Task directions -> Starting with the first of the rows below and stopping after the line that contains "inbox-dropdown-label: Inbox [220, 25, 260, 42]", render each line as one string in a JSON list, leaving out any blank lines.

Supplied information ->
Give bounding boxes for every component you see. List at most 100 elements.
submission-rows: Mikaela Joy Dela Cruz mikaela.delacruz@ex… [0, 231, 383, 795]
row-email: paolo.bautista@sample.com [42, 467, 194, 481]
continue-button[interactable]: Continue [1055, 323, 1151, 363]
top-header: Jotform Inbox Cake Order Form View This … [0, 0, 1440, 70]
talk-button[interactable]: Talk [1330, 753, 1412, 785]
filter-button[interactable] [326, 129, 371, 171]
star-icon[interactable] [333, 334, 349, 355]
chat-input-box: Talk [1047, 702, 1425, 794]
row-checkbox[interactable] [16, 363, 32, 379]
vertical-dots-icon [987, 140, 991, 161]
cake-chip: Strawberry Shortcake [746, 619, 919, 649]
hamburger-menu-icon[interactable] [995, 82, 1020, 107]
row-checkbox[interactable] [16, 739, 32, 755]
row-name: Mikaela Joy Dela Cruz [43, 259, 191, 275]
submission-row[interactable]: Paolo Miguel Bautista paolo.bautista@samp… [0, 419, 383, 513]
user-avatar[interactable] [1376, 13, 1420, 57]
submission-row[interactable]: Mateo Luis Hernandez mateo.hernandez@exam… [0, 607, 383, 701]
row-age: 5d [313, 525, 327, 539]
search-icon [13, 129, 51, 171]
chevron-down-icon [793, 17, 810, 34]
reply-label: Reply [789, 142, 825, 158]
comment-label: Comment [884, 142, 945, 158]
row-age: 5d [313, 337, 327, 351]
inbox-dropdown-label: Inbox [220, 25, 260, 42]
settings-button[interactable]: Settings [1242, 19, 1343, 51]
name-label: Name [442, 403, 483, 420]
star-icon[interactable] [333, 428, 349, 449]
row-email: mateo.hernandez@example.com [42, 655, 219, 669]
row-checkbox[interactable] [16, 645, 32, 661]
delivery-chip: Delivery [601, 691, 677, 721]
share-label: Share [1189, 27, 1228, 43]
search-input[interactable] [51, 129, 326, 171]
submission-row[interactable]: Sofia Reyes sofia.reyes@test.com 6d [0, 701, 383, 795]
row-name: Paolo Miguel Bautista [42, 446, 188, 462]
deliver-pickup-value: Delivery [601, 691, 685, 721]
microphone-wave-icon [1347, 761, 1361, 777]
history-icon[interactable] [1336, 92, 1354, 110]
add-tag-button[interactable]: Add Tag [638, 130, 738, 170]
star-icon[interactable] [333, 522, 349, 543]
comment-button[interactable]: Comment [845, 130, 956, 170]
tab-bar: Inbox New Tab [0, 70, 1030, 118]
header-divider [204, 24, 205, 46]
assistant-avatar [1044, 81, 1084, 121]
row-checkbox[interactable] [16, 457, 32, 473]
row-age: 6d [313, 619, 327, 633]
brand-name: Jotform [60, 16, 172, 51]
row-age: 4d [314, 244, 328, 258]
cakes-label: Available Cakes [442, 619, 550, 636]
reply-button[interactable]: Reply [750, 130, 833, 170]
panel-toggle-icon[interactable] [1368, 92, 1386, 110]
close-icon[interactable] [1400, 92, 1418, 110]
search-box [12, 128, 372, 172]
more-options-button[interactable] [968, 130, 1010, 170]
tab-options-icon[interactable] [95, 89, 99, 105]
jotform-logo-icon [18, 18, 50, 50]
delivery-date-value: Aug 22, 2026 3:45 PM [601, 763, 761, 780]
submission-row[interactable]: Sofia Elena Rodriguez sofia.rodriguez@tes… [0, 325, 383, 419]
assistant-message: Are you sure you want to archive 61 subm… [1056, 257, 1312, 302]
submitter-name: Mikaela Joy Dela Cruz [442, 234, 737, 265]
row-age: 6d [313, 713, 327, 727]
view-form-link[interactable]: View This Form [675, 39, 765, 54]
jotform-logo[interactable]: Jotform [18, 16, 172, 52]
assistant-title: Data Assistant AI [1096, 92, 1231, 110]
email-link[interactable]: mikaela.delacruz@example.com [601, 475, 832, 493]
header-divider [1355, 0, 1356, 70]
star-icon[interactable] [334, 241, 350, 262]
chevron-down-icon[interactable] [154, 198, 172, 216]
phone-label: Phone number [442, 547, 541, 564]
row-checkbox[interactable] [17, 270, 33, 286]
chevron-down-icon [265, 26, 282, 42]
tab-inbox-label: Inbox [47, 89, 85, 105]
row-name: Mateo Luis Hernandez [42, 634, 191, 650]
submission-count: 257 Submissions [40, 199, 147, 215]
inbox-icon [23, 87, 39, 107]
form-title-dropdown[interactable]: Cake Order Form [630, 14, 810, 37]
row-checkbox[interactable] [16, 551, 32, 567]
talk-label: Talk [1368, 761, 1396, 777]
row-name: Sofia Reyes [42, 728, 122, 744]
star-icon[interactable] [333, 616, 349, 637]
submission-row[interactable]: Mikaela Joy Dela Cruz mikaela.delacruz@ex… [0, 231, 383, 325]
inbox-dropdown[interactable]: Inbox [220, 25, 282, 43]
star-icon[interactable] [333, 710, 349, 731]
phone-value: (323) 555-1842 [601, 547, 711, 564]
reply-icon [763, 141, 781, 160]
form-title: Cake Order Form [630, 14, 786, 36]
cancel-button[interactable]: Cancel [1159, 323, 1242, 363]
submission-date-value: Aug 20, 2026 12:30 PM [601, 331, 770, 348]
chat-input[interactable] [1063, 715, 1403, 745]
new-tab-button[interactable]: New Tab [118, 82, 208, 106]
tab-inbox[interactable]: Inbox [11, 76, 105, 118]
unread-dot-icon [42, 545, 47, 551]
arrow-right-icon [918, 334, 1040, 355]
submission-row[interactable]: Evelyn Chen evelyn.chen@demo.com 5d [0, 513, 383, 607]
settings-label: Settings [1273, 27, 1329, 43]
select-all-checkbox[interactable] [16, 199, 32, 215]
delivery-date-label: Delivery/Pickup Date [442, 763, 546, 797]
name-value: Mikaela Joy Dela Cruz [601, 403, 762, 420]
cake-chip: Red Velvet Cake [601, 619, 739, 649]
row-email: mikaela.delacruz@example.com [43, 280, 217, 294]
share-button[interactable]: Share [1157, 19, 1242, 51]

Response to this exercise ->
[
  "Give bounding boxes for every component you see. List at most 100 elements.",
  "submission-rows: Mikaela Joy Dela Cruz mikaela.delacruz@ex… [0, 231, 383, 795]",
  "row-email: paolo.bautista@sample.com [42, 467, 194, 481]",
  "continue-button[interactable]: Continue [1055, 323, 1151, 363]",
  "top-header: Jotform Inbox Cake Order Form View This … [0, 0, 1440, 70]",
  "talk-button[interactable]: Talk [1330, 753, 1412, 785]",
  "filter-button[interactable] [326, 129, 371, 171]",
  "star-icon[interactable] [333, 334, 349, 355]",
  "chat-input-box: Talk [1047, 702, 1425, 794]",
  "row-checkbox[interactable] [16, 363, 32, 379]",
  "vertical-dots-icon [987, 140, 991, 161]",
  "cake-chip: Strawberry Shortcake [746, 619, 919, 649]",
  "hamburger-menu-icon[interactable] [995, 82, 1020, 107]",
  "row-checkbox[interactable] [16, 739, 32, 755]",
  "row-name: Mikaela Joy Dela Cruz [43, 259, 191, 275]",
  "submission-row[interactable]: Paolo Miguel Bautista paolo.bautista@samp… [0, 419, 383, 513]",
  "user-avatar[interactable] [1376, 13, 1420, 57]",
  "submission-row[interactable]: Mateo Luis Hernandez mateo.hernandez@exam… [0, 607, 383, 701]",
  "row-age: 5d [313, 525, 327, 539]",
  "search-icon [13, 129, 51, 171]",
  "chevron-down-icon [793, 17, 810, 34]",
  "reply-label: Reply [789, 142, 825, 158]",
  "comment-label: Comment [884, 142, 945, 158]",
  "row-age: 5d [313, 337, 327, 351]",
  "inbox-dropdown-label: Inbox [220, 25, 260, 42]"
]